- **What is asked**
Quote the full listing word for word.

- **Data for the task**
· · ·

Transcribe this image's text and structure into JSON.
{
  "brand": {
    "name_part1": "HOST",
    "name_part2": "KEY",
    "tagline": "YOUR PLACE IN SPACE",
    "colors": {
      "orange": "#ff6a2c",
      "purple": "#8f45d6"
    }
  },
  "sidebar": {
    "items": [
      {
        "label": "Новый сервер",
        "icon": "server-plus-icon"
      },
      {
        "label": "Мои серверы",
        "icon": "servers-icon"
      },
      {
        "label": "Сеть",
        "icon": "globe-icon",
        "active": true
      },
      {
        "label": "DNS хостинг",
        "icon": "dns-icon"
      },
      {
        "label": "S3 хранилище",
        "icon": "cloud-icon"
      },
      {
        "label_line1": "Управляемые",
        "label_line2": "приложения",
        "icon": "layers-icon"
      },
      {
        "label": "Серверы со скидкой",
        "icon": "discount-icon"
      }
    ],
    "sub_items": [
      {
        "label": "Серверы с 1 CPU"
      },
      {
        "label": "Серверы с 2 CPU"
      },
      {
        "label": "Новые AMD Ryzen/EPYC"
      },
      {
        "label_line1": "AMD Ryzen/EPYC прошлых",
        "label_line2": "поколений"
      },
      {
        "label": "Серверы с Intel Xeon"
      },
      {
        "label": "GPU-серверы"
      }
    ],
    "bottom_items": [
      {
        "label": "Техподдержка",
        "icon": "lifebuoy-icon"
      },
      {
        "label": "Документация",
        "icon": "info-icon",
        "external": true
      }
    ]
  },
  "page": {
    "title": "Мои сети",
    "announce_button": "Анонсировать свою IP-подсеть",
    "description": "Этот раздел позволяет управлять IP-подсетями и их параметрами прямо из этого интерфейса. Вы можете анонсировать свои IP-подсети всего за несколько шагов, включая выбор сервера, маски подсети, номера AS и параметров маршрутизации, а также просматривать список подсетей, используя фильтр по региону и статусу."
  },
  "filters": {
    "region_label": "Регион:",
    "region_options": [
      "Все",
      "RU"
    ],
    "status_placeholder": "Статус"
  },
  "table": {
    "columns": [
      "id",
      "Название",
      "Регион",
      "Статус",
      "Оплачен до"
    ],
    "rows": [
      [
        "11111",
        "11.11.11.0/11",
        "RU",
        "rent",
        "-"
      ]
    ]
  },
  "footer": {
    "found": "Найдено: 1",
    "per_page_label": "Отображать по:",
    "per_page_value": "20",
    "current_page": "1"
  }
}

· · ·

- **Result of the exercise**
Transcribe this image's text and structure into JSON.
{
  "brand": {
    "name_part1": "HOST",
    "name_part2": "KEY",
    "tagline": "YOUR PLACE IN SPACE",
    "colors": {
      "orange": "#ff6a2c",
      "purple": "#8f45d6"
    }
  },
  "sidebar": {
    "items": [
      {
        "label": "Новый сервер",
        "icon": "server-plus-icon"
      },
      {
        "label": "Мои серверы",
        "icon": "servers-icon"
      },
      {
        "label": "Сеть",
        "icon": "globe-icon",
        "active": true
      },
      {
        "label": "DNS хостинг",
        "icon": "dns-icon"
      },
      {
        "label": "S3 хранилище",
        "icon": "cloud-icon"
      },
      {
        "label_line1": "Управляемые",
        "label_line2": "приложения",
        "icon": "layers-icon"
      },
      {
        "label": "Серверы со скидкой",
        "icon": "discount-icon"
      }
    ],
    "sub_items": [
      {
        "label": "Серверы с 1 CPU"
      },
      {
        "label": "Серверы с 2 CPU"
      },
      {
        "label": "Новые AMD Ryzen/EPYC"
      },
      {
        "label_line1": "AMD Ryzen/EPYC прошлых",
        "label_line2": "поколений"
      },
      {
        "label": "Серверы с Intel Xeon"
      },
      {
        "label": "GPU-серверы"
      }
    ],
    "bottom_items": [
      {
        "label": "Техподдержка",
        "icon": "lifebuoy-icon"
      },
      {
        "label": "Документация",
        "icon": "info-icon",
        "external": true
      }
    ]
  },
  "page": {
    "title": "Мои сети",
    "announce_button": "Анонсировать свою IP-подсеть",
    "description": "Этот раздел позволяет управлять IP-подсетями и их параметрами прямо из этого интерфейса. Вы можете анонсировать свои IP-подсети всего за несколько шагов, включая выбор сервера, маски подсети, номера AS и параметров маршрутизации, а также просматривать список подсетей, используя фильтр по региону и статусу."
  },
  "filters": {
    "region_label": "Регион:",
    "region_options": [
      "Все",
      "RU"
    ],
    "status_placeholder": "Статус"
  },
  "table": {
    "columns": [
      "id",
      "Название",
      "Регион",
      "Статус",
      "Оплачен до"
    ],
    "rows": [
      [
        "11111",
        "11.11.11.0/11",
        "RU",
        "rent",
        "-"
      ]
    ]
  },
  "footer": {
    "found": "Найдено: 1",
    "per_page_label": "Отображать по:",
    "per_page_value": "20",
    "current_page": "1"
  }
}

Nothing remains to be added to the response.